▶ Objective: Below is a set of records. Repeat all of them exactly.

▶ Supplied entries:
----

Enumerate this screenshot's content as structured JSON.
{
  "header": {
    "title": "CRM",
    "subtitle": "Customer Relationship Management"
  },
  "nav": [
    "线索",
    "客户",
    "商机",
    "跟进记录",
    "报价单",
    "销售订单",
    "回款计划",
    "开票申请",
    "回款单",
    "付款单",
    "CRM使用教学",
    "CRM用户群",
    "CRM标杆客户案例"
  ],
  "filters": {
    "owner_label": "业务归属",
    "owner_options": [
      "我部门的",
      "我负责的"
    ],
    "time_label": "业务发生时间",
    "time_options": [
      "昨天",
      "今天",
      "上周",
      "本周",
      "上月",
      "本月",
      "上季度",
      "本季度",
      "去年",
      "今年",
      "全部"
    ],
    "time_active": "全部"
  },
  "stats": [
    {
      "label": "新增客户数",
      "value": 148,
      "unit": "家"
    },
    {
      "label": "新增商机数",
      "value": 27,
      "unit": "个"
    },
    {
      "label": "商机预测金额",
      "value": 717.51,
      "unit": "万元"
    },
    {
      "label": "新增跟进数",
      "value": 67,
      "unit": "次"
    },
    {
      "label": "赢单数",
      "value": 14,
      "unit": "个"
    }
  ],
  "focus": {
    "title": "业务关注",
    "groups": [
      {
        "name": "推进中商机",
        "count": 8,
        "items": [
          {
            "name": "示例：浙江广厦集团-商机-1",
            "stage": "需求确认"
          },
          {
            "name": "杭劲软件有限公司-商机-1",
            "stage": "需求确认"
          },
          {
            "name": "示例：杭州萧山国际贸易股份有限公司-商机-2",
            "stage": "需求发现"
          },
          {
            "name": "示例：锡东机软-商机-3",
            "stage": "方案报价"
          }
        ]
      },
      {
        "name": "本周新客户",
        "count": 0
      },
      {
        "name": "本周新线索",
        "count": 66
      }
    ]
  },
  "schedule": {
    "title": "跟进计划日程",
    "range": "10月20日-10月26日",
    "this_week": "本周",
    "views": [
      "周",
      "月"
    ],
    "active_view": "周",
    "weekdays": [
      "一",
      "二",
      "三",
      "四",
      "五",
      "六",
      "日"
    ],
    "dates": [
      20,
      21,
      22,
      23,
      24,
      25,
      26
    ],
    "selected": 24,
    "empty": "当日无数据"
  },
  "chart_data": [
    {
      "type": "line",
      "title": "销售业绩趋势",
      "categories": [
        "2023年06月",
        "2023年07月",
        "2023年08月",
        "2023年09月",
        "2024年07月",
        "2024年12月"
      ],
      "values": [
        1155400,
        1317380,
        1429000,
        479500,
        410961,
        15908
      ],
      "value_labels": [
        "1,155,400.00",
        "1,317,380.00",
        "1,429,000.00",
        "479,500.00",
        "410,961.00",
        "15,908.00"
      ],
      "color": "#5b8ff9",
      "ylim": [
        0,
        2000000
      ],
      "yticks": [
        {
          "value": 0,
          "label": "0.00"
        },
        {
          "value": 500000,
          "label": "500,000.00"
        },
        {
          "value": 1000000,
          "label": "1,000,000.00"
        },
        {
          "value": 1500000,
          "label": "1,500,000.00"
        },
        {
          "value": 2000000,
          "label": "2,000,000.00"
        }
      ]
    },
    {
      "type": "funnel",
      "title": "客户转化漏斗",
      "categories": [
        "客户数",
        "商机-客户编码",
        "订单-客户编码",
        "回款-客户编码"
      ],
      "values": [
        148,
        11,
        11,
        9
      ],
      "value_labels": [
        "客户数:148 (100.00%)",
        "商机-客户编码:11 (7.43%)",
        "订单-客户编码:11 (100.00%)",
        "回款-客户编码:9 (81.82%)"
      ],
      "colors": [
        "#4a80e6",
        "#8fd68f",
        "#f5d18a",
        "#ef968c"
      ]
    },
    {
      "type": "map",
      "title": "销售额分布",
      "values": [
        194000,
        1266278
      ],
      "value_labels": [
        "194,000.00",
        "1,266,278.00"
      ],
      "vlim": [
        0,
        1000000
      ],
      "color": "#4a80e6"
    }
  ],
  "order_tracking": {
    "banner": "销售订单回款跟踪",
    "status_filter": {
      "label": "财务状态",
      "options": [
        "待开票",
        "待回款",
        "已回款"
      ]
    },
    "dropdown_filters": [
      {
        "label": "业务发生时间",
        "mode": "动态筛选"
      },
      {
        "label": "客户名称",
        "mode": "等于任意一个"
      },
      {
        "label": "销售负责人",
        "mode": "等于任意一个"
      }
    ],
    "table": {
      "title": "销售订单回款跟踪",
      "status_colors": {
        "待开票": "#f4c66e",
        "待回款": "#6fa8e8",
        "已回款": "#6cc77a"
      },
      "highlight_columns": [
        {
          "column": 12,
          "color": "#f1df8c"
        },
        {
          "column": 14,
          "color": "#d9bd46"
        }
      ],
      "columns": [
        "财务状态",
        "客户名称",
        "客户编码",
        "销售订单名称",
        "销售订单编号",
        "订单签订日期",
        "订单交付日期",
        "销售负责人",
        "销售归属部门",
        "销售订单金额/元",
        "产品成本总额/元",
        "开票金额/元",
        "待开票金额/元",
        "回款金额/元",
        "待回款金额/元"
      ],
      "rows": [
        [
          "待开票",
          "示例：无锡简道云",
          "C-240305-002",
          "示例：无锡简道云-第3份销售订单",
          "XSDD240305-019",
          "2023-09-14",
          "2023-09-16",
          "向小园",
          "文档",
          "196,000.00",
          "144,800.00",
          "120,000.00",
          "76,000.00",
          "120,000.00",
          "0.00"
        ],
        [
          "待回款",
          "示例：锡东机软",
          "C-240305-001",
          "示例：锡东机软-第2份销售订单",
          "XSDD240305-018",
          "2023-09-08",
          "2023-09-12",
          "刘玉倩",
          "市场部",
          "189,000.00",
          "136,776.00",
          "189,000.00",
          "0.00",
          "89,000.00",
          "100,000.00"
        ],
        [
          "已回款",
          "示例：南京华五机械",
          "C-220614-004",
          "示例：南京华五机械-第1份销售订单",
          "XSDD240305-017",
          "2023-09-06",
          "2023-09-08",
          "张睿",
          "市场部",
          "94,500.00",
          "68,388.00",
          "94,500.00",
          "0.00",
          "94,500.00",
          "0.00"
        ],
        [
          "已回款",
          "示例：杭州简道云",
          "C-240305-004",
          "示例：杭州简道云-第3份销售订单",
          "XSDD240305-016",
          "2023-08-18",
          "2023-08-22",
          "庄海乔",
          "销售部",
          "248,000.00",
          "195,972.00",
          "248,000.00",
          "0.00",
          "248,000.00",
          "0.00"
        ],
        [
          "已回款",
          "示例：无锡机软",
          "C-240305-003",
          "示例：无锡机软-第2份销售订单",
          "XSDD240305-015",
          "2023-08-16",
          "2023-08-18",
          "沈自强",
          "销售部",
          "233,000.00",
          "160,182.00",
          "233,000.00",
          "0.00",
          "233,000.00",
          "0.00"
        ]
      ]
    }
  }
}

----

▶ Complete response:
Enumerate this screenshot's content as structured JSON.
{
  "header": {
    "title": "CRM",
    "subtitle": "Customer Relationship Management"
  },
  "nav": [
    "线索",
    "客户",
    "商机",
    "跟进记录",
    "报价单",
    "销售订单",
    "回款计划",
    "开票申请",
    "回款单",
    "付款单",
    "CRM使用教学",
    "CRM用户群",
    "CRM标杆客户案例"
  ],
  "filters": {
    "owner_label": "业务归属",
    "owner_options": [
      "我部门的",
      "我负责的"
    ],
    "time_label": "业务发生时间",
    "time_options": [
      "昨天",
      "今天",
      "上周",
      "本周",
      "上月",
      "本月",
      "上季度",
      "本季度",
      "去年",
      "今年",
      "全部"
    ],
    "time_active": "全部"
  },
  "stats": [
    {
      "label": "新增客户数",
      "value": 148,
      "unit": "家"
    },
    {
      "label": "新增商机数",
      "value": 27,
      "unit": "个"
    },
    {
      "label": "商机预测金额",
      "value": 717.51,
      "unit": "万元"
    },
    {
      "label": "新增跟进数",
      "value": 67,
      "unit": "次"
    },
    {
      "label": "赢单数",
      "value": 14,
      "unit": "个"
    }
  ],
  "focus": {
    "title": "业务关注",
    "groups": [
      {
        "name": "推进中商机",
        "count": 8,
        "items": [
          {
            "name": "示例：浙江广厦集团-商机-1",
            "stage": "需求确认"
          },
          {
            "name": "杭劲软件有限公司-商机-1",
            "stage": "需求确认"
          },
          {
            "name": "示例：杭州萧山国际贸易股份有限公司-商机-2",
            "stage": "需求发现"
          },
          {
            "name": "示例：锡东机软-商机-3",
            "stage": "方案报价"
          }
        ]
      },
      {
        "name": "本周新客户",
        "count": 0
      },
      {
        "name": "本周新线索",
        "count": 66
      }
    ]
  },
  "schedule": {
    "title": "跟进计划日程",
    "range": "10月20日-10月26日",
    "this_week": "本周",
    "views": [
      "周",
      "月"
    ],
    "active_view": "周",
    "weekdays": [
      "一",
      "二",
      "三",
      "四",
      "五",
      "六",
      "日"
    ],
    "dates": [
      20,
      21,
      22,
      23,
      24,
      25,
      26
    ],
    "selected": 24,
    "empty": "当日无数据"
  },
  "chart_data": [
    {
      "type": "line",
      "title": "销售业绩趋势",
      "categories": [
        "2023年06月",
        "2023年07月",
        "2023年08月",
        "2023年09月",
        "2024年07月",
        "2024年12月"
      ],
      "values": [
        1155400,
        1317380,
        1429000,
        479500,
        410961,
        15908
      ],
      "value_labels": [
        "1,155,400.00",
        "1,317,380.00",
        "1,429,000.00",
        "479,500.00",
        "410,961.00",
        "15,908.00"
      ],
      "color": "#5b8ff9",
      "ylim": [
        0,
        2000000
      ],
      "yticks": [
        {
          "value": 0,
          "label": "0.00"
        },
        {
          "value": 500000,
          "label": "500,000.00"
        },
        {
          "value": 1000000,
          "label": "1,000,000.00"
        },
        {
          "value": 1500000,
          "label": "1,500,000.00"
        },
        {
          "value": 2000000,
          "label": "2,000,000.00"
        }
      ]
    },
    {
      "type": "funnel",
      "title": "客户转化漏斗",
      "categories": [
        "客户数",
        "商机-客户编码",
        "订单-客户编码",
        "回款-客户编码"
      ],
      "values": [
        148,
        11,
        11,
        9
      ],
      "value_labels": [
        "客户数:148 (100.00%)",
        "商机-客户编码:11 (7.43%)",
        "订单-客户编码:11 (100.00%)",
        "回款-客户编码:9 (81.82%)"
      ],
      "colors": [
        "#4a80e6",
        "#8fd68f",
        "#f5d18a",
        "#ef968c"
      ]
    },
    {
      "type": "map",
      "title": "销售额分布",
      "values": [
        194000,
        1266278
      ],
      "value_labels": [
        "194,000.00",
        "1,266,278.00"
      ],
      "vlim": [
        0,
        1000000
      ],
      "color": "#4a80e6"
    }
  ],
  "order_tracking": {
    "banner": "销售订单回款跟踪",
    "status_filter": {
      "label": "财务状态",
      "options": [
        "待开票",
        "待回款",
        "已回款"
      ]
    },
    "dropdown_filters": [
      {
        "label": "业务发生时间",
        "mode": "动态筛选"
      },
      {
        "label": "客户名称",
        "mode": "等于任意一个"
      },
      {
        "label": "销售负责人",
        "mode": "等于任意一个"
      }
    ],
    "table": {
      "title": "销售订单回款跟踪",
      "status_colors": {
        "待开票": "#f4c66e",
        "待回款": "#6fa8e8",
        "已回款": "#6cc77a"
      },
      "highlight_columns": [
        {
          "column": 12,
          "color": "#f1df8c"
        },
        {
          "column": 14,
          "color": "#d9bd46"
        }
      ],
      "columns": [
        "财务状态",
        "客户名称",
        "客户编码",
        "销售订单名称",
        "销售订单编号",
        "订单签订日期",
        "订单交付日期",
        "销售负责人",
        "销售归属部门",
        "销售订单金额/元",
        "产品成本总额/元",
        "开票金额/元",
        "待开票金额/元",
        "回款金额/元",
        "待回款金额/元"
      ],
      "rows": [
        [
          "待开票",
          "示例：无锡简道云",
          "C-240305-002",
          "示例：无锡简道云-第3份销售订单",
          "XSDD240305-019",
          "2023-09-14",
          "2023-09-16",
          "向小园",
          "文档",
          "196,000.00",
          "144,800.00",
          "120,000.00",
          "76,000.00",
          "120,000.00",
          "0.00"
        ],
        [
          "待回款",
          "示例：锡东机软",
          "C-240305-001",
          "示例：锡东机软-第2份销售订单",
          "XSDD240305-018",
          "2023-09-08",
          "2023-09-12",
          "刘玉倩",
          "市场部",
          "189,000.00",
          "136,776.00",
          "189,000.00",
          "0.00",
          "89,000.00",
          "100,000.00"
        ],
        [
          "已回款",
          "示例：南京华五机械",
          "C-220614-004",
          "示例：南京华五机械-第1份销售订单",
          "XSDD240305-017",
          "2023-09-06",
          "2023-09-08",
          "张睿",
          "市场部",
          "94,500.00",
          "68,388.00",
          "94,500.00",
          "0.00",
          "94,500.00",
          "0.00"
        ],
        [
          "已回款",
          "示例：杭州简道云",
          "C-240305-004",
          "示例：杭州简道云-第3份销售订单",
          "XSDD240305-016",
          "2023-08-18",
          "2023-08-22",
          "庄海乔",
          "销售部",
          "248,000.00",
          "195,972.00",
          "248,000.00",
          "0.00",
          "248,000.00",
          "0.00"
        ],
        [
          "已回款",
          "示例：无锡机软",
          "C-240305-003",
          "示例：无锡机软-第2份销售订单",
          "XSDD240305-015",
          "2023-08-16",
          "2023-08-18",
          "沈自强",
          "销售部",
          "233,000.00",
          "160,182.00",
          "233,000.00",
          "0.00",
          "233,000.00",
          "0.00"
        ]
      ]
    }
  }
}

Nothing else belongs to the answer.